### [DOCUMENT EXTRACT]
——————————

Tuesday, July 18, 2006

Day 5: I am amused by the Captain Jack Sparrow doll my Daddy got me from McDonalds.

Look how cute he is!!!!!! I am not above reverting to childhood when I feel a little bit ill.



He's sitting on our couch here. Now he is sitting next to the computor making me smile. I am such a dork.

A dork who is feeling better, though. While it may be the unhealthy amounts of Tylenol I take, the "sick" part of this virus is like gone, and I feel healthy enough to do anything. Unfortunately, I'm still a walking pox and will risk infecting Imladris if I touch anything. (Although I don't think it will be entirely my fault if she gets sick, because I came home from work last Tuesday night- when I was really contagious- and the pillows and such on my bed were arranged in the shape of a person, and several pairs of shoes were scattered by the foot of the bed. I'm just saying.) So I'm kind of just going stircrazy now and playing with my Jack dolly.

I'm also thinking about exactly how much money I'm missing out on making. It's gonna be a while before I can get back to work, because while I'm sure my customers will be glad that I am no longer pussy and swollen, they probably will not feel like buying food from somebody covered in scabs. I'm just guessing.



Having another major academic crisis, y'all. I know, I know, it seems like I have one of those every week. Which is kind of true. At least for most of the year. Occasionally I'll have bursts of happiness where I'm completely content and fulfilled for longer than seven or eight days, but it doesn't happen often.

Anyhoodles, the crisis du jour is pretty much the same as the last sixteen crisises (what's the plural of crisis? Crisises? Is that right?)---what the hell do I want out of life. Because now I'm thinking, as I've been thinking off and on, that maybe the perfect thing to do that would guarantee me never having to sit in a cubicle for ten hours a day is to plan on getting my PhD and teach at some university. I'm thinking art history or regular history. Think about it. I could wear normal clothes, talk a lot about esoteric subjects that are of interest pretty much only to me, get a cute office, and have the summers off. Plus, people would call me "Dr. something". Godwilling "something" will be different than my last name now.

The dilemma comes in when I realize that that is so divergent from my actual major that there is very little way I could prepare for both of them, which means at some point I would have to make a decision and I'm very, VERY bad at making decisions, especially about my future. This is why I'm taking French and Russian, not one or the other.

Argh. I'm going to go bury my head in the sand. That is one thing I am VERY good at.



Wouldn't want my CSI's to think I've forgotten about them what with all the Pirates-related screaming and fainting going on around here. (Hey- if McDonalds made a Grissom doll I'd have it too...)

So what else is going on? Not a whole lot. I've taken to sleeping large chunks of the day to pass the time and then taking Benadryl at night to go to sleep. You know, a lot of people prefer a more hollistic approach when they're sick---eating right, going with their bodies. Whatever. I can't keep down solid food and I prefer to squash whatever natural instinct my body has with some pill, be it Tylenol, Benadryl, or Valtrex.

——————————

### [INFORMATION]
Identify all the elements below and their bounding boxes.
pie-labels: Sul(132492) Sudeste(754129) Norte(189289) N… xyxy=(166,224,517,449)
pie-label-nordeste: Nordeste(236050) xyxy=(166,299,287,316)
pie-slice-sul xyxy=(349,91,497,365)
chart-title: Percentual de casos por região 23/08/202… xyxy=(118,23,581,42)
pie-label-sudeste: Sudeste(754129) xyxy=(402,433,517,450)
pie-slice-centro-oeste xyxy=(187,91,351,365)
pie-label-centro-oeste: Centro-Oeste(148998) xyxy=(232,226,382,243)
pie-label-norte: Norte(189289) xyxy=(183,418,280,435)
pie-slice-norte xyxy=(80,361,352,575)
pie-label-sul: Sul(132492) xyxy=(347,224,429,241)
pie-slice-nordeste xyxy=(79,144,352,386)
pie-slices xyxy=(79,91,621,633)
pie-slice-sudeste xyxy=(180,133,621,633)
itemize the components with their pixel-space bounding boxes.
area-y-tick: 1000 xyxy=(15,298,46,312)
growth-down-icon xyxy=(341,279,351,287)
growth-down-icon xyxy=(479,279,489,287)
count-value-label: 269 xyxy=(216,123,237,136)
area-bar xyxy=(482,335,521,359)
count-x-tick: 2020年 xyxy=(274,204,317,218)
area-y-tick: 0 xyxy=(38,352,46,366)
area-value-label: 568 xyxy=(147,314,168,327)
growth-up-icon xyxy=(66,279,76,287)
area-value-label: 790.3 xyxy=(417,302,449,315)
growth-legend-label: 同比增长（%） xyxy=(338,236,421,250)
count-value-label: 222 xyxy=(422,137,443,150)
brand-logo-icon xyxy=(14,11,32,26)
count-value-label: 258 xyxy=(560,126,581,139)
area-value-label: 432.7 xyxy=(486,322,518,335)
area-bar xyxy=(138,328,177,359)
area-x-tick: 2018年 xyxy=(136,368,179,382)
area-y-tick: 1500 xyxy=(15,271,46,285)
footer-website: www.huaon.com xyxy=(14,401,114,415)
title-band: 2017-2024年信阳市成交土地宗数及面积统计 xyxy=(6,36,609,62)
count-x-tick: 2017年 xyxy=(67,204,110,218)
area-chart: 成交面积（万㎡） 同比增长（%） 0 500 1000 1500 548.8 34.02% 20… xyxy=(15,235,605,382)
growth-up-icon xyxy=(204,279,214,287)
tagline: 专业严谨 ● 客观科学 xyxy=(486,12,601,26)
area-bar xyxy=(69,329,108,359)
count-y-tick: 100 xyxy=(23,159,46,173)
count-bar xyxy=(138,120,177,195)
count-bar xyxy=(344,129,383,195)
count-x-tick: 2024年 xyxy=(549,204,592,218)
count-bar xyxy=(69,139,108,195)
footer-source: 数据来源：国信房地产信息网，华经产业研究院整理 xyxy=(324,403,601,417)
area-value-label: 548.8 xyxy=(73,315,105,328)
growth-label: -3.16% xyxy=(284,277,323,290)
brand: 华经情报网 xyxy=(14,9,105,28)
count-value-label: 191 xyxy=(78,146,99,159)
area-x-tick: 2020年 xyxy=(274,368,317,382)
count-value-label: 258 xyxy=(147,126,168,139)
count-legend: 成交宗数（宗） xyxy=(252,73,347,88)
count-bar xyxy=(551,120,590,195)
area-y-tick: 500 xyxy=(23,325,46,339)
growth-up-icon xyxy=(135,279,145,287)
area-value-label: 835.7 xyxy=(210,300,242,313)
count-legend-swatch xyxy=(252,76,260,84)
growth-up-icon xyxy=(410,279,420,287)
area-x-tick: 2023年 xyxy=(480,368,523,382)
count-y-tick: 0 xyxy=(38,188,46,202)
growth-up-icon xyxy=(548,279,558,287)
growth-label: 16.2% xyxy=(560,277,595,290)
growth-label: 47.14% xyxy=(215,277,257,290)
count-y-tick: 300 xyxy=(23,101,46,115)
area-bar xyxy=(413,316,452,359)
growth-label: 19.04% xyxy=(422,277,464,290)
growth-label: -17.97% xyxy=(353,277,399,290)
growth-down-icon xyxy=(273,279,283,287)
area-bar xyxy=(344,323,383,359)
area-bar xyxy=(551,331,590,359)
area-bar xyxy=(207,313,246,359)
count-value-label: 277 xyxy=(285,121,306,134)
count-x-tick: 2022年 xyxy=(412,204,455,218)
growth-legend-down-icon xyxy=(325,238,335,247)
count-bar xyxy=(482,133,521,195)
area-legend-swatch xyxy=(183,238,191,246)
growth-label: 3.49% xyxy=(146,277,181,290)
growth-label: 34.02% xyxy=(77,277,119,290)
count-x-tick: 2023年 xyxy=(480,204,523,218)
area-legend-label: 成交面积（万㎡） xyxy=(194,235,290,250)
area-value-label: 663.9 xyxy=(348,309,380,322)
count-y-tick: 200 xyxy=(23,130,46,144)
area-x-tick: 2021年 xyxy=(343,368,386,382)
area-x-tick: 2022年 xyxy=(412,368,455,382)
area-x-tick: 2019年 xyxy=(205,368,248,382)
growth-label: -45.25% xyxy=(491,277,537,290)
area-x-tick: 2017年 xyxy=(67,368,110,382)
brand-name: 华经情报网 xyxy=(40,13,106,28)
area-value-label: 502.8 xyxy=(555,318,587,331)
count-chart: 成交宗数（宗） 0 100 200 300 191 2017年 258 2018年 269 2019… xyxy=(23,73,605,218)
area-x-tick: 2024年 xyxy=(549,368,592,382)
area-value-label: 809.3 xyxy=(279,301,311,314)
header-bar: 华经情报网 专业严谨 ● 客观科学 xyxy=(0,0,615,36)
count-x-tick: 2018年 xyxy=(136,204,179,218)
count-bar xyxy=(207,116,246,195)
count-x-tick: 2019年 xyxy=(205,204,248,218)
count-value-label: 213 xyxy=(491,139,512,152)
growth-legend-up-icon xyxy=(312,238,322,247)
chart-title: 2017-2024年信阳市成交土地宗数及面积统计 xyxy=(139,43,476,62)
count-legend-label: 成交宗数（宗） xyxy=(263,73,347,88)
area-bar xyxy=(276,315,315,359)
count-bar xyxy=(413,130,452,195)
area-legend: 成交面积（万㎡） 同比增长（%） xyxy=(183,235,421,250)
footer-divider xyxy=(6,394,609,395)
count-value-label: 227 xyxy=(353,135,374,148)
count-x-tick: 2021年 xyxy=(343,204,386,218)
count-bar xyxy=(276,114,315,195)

——————————

### [REQUIRED ACTION]
Repeat the stretch of the sick-day blog entry from "Look how cute" through "such a dork.", word for word.

### [OUTPUT BELOW]
Look how cute he is!!!!!! I am not above reverting to childhood when I feel a little bit ill.



He's sitting on our couch here. Now he is sitting next to the computor making me smile. I am such a dork.